• Problem details
List the lines of this listing that hold the word "conversion".

— Start Data for this task —

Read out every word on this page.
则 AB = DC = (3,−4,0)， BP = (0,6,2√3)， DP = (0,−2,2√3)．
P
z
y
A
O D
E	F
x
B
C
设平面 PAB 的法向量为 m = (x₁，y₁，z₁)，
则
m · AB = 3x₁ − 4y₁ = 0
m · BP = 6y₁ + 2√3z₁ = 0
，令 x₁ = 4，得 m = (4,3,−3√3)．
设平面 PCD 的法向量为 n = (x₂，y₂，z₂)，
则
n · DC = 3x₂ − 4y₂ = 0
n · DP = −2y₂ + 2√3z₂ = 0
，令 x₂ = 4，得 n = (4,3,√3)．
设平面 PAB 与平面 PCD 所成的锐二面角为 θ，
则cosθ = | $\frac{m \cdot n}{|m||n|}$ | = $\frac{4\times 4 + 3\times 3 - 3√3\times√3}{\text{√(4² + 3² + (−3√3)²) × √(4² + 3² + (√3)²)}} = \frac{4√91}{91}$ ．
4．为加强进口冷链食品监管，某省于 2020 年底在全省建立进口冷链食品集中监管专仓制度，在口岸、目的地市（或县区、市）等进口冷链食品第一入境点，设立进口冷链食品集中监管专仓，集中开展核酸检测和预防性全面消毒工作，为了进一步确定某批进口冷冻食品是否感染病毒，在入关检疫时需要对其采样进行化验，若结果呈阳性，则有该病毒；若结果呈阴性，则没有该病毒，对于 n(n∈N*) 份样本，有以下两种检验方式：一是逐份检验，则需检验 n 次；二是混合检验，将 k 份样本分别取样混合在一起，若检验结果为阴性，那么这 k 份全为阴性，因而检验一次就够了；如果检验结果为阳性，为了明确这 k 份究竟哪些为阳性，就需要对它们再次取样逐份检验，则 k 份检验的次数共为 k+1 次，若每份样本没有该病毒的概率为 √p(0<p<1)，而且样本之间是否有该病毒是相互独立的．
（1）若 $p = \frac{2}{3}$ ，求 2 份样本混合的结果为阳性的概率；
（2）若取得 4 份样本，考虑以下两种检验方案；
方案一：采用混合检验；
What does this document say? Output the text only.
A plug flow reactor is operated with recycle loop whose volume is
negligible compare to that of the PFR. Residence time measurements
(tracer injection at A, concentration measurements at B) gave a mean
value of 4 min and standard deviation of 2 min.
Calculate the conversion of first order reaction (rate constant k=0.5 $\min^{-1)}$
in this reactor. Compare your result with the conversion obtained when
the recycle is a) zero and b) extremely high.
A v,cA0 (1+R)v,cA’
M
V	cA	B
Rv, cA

— End Data for this task —
— Start Data for this task —

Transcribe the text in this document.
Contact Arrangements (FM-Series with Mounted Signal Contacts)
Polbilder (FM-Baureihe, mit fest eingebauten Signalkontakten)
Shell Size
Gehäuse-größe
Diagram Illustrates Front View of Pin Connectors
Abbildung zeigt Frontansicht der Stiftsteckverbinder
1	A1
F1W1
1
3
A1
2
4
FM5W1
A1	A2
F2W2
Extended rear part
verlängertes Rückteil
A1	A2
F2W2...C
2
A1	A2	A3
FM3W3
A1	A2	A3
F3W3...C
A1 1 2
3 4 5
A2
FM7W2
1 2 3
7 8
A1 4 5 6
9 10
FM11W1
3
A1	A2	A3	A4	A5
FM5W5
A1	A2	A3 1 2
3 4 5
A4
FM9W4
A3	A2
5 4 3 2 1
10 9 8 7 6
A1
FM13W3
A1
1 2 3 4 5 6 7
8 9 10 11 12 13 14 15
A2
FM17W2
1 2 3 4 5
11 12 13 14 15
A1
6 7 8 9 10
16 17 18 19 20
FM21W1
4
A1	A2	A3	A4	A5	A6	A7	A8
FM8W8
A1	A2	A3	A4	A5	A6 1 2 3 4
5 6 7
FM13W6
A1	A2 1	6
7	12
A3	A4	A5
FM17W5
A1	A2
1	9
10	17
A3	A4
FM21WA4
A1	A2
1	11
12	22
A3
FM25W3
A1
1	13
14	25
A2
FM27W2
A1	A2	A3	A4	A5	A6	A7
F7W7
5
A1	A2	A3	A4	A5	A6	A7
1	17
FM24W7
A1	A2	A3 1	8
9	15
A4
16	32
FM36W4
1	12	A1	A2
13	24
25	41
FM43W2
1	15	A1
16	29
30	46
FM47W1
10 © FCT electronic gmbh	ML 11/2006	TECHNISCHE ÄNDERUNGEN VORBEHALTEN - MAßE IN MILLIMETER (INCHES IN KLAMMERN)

— End Data for this task —

• Response
Calculate the conversion of first order reaction (rate constant k=0.5 $\min^{-1)}$
in this reactor. Compare your result with the conversion obtained when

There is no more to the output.